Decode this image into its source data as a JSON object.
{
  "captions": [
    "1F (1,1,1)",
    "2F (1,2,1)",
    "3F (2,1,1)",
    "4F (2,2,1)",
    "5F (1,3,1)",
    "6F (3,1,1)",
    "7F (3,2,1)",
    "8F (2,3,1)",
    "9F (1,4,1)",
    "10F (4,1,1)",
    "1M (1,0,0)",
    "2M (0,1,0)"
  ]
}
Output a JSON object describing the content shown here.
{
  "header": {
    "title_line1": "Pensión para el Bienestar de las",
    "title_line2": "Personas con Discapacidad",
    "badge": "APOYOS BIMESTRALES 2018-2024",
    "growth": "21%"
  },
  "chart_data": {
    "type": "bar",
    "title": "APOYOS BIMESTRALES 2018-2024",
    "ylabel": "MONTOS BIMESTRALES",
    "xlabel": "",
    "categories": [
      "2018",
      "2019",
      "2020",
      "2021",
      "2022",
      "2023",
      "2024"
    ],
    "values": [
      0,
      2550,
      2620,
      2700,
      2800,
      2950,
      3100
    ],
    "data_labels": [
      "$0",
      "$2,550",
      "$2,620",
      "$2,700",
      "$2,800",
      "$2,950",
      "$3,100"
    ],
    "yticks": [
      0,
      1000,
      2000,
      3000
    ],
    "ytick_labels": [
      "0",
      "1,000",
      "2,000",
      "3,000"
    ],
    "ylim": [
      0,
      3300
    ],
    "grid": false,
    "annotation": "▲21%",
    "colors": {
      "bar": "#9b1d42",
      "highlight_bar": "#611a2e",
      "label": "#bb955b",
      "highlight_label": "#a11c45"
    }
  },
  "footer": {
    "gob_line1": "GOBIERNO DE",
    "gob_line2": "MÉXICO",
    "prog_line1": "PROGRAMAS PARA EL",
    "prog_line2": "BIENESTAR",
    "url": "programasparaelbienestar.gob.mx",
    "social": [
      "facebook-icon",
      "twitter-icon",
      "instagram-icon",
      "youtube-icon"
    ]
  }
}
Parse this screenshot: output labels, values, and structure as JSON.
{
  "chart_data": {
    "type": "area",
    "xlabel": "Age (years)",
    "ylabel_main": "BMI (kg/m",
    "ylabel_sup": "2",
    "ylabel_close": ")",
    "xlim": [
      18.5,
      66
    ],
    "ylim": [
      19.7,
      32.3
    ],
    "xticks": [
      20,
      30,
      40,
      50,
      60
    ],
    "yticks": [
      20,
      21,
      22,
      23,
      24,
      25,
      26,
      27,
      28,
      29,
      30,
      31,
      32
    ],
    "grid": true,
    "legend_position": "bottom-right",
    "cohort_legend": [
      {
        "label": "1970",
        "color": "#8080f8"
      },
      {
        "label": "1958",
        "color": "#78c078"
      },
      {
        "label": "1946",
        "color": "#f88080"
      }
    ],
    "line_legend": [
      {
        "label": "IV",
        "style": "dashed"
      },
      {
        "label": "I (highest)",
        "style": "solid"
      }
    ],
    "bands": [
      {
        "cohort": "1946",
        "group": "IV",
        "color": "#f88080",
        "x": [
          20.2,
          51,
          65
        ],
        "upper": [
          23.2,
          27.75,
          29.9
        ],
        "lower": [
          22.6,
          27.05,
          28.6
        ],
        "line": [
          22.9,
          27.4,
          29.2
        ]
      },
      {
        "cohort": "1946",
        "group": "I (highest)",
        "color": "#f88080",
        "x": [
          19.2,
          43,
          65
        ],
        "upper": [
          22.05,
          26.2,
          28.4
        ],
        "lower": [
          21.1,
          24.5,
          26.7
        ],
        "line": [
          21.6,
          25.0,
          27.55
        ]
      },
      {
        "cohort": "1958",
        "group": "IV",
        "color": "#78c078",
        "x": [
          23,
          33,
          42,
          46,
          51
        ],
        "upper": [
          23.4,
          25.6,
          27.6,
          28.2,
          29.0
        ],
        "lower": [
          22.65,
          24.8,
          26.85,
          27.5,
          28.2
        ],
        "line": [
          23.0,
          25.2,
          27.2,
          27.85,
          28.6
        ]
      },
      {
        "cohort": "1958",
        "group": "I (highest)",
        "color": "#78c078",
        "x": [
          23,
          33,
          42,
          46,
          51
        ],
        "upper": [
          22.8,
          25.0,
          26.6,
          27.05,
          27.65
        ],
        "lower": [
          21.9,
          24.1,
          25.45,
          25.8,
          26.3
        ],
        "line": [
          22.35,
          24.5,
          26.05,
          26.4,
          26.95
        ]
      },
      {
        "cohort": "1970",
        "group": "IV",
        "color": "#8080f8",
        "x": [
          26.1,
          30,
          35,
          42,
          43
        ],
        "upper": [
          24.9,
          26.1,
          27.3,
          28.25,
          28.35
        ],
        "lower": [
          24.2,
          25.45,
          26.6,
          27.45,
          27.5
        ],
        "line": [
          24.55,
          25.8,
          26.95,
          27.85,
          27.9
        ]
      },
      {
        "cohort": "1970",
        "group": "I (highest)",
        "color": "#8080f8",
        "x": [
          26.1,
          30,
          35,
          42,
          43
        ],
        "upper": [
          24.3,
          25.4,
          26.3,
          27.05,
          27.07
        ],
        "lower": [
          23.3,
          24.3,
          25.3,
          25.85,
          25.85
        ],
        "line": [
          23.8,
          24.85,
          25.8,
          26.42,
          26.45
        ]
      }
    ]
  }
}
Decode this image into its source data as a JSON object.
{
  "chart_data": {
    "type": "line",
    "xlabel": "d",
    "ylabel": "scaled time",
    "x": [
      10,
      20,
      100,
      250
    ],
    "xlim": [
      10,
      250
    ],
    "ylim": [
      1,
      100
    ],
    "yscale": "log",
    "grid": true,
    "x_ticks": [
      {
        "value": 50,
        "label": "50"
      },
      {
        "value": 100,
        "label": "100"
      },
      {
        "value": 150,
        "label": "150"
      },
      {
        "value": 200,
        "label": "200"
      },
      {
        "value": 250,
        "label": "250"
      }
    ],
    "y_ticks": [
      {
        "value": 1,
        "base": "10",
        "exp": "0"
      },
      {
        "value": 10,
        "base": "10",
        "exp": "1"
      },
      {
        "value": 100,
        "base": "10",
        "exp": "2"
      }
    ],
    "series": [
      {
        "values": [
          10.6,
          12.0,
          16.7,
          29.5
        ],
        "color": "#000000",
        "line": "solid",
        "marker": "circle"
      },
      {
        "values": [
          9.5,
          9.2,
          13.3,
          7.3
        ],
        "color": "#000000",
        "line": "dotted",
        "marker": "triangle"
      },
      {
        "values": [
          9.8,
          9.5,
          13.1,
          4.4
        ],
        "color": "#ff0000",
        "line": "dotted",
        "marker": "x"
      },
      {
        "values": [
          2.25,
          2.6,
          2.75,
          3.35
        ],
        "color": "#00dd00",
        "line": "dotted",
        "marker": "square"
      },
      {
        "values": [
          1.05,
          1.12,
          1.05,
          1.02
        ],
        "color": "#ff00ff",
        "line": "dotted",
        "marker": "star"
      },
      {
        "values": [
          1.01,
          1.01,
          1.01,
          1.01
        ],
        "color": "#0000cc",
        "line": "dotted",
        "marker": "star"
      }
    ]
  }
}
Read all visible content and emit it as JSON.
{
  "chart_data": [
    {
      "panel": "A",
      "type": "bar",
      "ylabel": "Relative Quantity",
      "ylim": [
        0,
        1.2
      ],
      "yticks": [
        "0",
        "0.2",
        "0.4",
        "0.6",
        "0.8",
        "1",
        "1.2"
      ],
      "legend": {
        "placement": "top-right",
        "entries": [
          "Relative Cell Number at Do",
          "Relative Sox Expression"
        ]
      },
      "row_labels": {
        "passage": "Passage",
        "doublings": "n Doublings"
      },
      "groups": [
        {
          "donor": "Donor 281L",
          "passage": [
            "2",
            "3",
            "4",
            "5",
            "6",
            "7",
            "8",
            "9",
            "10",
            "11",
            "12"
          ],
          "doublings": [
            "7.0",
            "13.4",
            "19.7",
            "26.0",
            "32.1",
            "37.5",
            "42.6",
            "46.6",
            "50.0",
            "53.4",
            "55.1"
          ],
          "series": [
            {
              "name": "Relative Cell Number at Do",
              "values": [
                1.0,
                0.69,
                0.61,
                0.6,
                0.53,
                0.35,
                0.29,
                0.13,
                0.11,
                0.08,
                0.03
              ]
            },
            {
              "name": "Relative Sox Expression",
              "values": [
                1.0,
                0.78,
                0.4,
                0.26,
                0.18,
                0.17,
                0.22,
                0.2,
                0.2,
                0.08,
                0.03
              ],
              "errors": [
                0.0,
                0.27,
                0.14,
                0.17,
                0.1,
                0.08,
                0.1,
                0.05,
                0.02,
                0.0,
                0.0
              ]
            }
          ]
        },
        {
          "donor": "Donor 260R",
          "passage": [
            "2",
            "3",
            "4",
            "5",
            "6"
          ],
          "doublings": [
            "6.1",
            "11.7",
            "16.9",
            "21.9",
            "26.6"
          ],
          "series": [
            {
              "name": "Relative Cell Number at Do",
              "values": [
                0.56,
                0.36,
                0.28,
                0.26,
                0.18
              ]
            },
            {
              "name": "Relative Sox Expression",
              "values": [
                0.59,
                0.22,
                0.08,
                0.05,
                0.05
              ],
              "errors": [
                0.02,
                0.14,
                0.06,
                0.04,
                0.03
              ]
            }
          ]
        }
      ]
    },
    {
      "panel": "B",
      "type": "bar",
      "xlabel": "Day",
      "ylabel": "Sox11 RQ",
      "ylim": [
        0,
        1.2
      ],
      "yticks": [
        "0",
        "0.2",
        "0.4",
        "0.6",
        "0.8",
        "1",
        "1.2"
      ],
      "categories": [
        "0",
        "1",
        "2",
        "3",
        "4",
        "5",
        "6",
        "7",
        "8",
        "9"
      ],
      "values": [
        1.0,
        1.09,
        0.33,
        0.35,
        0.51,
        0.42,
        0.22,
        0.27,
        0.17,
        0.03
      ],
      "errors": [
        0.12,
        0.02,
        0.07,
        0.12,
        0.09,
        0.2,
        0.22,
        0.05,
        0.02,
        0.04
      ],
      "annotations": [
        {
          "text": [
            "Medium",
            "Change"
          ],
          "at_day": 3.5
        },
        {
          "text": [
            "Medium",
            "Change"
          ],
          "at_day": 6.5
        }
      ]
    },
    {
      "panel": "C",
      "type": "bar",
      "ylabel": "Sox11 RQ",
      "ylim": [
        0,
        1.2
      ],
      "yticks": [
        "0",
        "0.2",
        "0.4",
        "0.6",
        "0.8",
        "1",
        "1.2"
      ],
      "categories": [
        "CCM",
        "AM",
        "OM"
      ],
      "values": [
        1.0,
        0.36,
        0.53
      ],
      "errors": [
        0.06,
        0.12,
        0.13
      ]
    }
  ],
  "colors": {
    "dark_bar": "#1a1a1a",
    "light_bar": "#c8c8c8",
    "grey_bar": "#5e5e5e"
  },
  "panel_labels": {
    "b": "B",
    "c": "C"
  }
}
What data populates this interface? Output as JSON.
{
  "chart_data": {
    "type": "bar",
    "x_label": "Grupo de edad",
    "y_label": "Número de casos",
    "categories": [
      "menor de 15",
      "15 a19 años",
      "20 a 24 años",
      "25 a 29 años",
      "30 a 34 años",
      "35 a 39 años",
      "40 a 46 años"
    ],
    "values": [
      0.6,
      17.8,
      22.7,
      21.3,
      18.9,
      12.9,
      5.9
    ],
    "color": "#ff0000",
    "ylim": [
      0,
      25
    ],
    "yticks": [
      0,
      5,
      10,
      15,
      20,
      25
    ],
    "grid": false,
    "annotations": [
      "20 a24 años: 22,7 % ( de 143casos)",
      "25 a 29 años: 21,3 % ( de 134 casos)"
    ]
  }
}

■ **INSTRUCTIONS FOR THE TASK**
Show each line in the entries that holds the string "años".

■ **OUTPUT FOR THIS TASK**
      "15 a19 años",
      "20 a 24 años",
      "25 a 29 años",
      "30 a 34 años",
      "35 a 39 años",
      "40 a 46 años"
      "20 a24 años: 22,7 % ( de 143casos)",
      "25 a 29 años: 21,3 % ( de 134 casos)"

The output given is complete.